## START Dataset records

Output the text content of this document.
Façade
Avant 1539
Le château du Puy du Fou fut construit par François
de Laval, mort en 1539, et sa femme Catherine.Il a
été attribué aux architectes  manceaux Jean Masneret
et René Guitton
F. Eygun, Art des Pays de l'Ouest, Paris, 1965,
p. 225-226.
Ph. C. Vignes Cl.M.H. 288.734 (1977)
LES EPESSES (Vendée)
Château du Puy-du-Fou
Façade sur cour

## END Dataset records

Given request
Go through the material above line by line and copy it exactly.

Completed exercise
Output the text content of this document.
Façade
Avant 1539
Le château du Puy du Fou fut construit par François
de Laval, mort en 1539, et sa femme Catherine.Il a
été attribué aux architectes  manceaux Jean Masneret
et René Guitton
F. Eygun, Art des Pays de l'Ouest, Paris, 1965,
p. 225-226.
Ph. C. Vignes Cl.M.H. 288.734 (1977)
LES EPESSES (Vendée)
Château du Puy-du-Fou
Façade sur cour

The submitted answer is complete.